**Work to do:**
Copy each line of the data below with the word "icon".

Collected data
--

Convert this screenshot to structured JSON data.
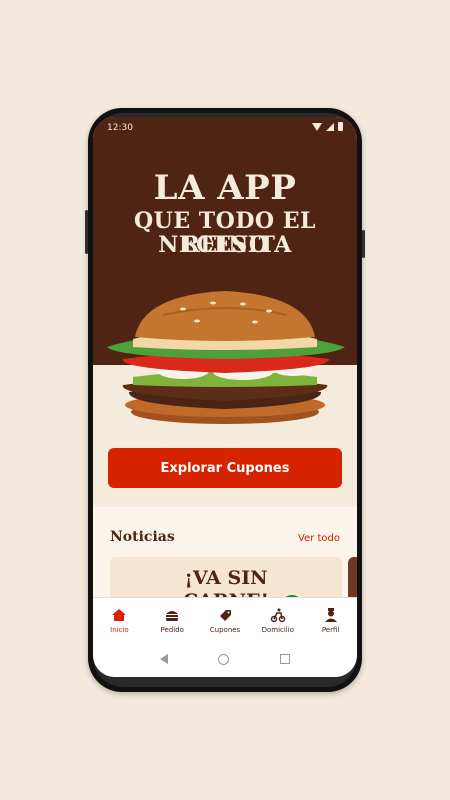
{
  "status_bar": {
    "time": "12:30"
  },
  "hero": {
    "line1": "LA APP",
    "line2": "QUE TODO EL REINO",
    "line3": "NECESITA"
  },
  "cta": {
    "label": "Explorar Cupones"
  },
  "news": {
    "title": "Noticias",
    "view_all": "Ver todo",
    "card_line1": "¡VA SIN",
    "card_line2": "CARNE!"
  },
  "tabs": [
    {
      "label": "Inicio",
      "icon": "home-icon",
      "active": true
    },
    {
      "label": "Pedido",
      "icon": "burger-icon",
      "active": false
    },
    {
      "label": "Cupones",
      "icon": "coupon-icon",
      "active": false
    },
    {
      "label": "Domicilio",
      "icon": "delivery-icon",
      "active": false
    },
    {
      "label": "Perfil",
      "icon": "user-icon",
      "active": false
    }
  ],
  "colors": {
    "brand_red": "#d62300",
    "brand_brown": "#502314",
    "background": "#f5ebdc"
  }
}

--

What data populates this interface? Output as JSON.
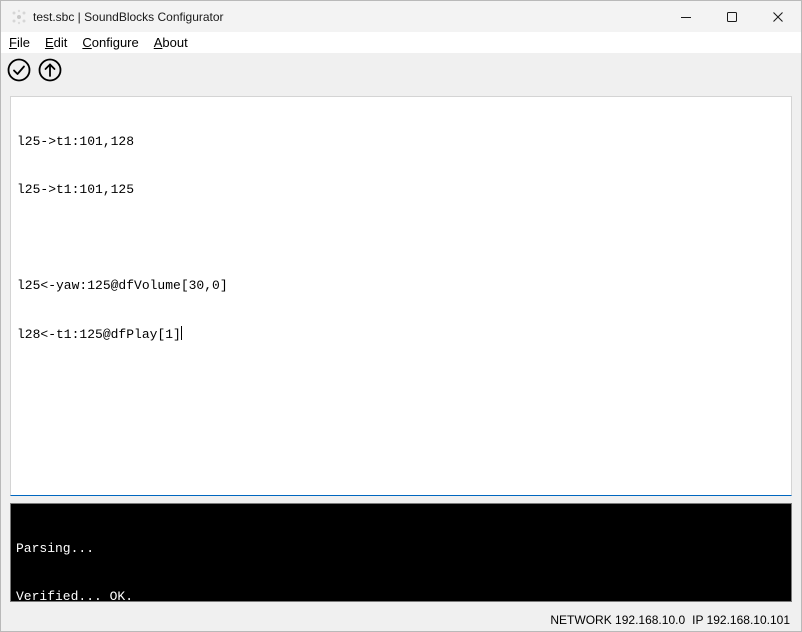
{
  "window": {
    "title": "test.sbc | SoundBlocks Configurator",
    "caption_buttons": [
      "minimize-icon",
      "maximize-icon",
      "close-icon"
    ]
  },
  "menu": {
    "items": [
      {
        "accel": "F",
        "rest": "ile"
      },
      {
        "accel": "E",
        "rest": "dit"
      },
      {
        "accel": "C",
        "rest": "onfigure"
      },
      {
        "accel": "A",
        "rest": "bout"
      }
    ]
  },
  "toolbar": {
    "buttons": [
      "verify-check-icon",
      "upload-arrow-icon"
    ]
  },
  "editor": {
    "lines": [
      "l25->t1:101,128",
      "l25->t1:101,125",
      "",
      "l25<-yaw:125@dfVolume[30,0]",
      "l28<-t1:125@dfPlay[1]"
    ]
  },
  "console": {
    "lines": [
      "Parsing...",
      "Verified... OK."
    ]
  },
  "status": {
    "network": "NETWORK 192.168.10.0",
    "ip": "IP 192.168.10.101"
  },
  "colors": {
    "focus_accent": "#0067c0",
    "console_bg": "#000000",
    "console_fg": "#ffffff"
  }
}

--

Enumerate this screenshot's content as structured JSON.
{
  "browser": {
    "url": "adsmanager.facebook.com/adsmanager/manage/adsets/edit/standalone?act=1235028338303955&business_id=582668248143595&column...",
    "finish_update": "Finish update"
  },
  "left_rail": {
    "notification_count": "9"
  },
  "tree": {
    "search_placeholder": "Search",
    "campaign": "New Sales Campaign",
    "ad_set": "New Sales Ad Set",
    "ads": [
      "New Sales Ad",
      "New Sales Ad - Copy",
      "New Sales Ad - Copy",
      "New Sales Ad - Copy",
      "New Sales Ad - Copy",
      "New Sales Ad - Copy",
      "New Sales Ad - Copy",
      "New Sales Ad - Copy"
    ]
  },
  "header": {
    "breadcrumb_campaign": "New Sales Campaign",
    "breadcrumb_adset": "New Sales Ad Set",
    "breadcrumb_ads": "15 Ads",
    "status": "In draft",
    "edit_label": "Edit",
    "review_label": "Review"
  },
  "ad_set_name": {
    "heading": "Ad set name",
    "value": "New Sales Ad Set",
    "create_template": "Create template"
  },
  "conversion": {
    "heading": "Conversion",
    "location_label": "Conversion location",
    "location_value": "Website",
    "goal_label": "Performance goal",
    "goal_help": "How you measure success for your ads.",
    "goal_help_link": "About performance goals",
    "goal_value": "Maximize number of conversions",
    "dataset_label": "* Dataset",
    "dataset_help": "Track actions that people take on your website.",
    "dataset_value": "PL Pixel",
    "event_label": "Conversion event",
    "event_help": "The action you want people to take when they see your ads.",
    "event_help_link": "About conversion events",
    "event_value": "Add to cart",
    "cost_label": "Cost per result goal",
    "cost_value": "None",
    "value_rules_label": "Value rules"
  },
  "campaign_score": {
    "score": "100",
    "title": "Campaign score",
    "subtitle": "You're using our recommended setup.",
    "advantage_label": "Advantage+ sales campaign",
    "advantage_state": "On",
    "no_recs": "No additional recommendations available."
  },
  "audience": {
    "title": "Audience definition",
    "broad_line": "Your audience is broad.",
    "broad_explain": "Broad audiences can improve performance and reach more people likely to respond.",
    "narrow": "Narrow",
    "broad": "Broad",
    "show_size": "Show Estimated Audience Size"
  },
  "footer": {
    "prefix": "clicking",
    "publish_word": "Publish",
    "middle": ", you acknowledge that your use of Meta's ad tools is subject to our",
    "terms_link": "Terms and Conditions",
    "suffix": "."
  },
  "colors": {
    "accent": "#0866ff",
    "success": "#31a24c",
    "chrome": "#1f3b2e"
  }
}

--

**Response:**
      "icon": "home-icon",
      "icon": "burger-icon",
      "icon": "coupon-icon",
      "icon": "delivery-icon",
      "icon": "user-icon",
      "minimize-icon",
      "maximize-icon",
      "close-icon"
      "verify-check-icon",
      "upload-arrow-icon"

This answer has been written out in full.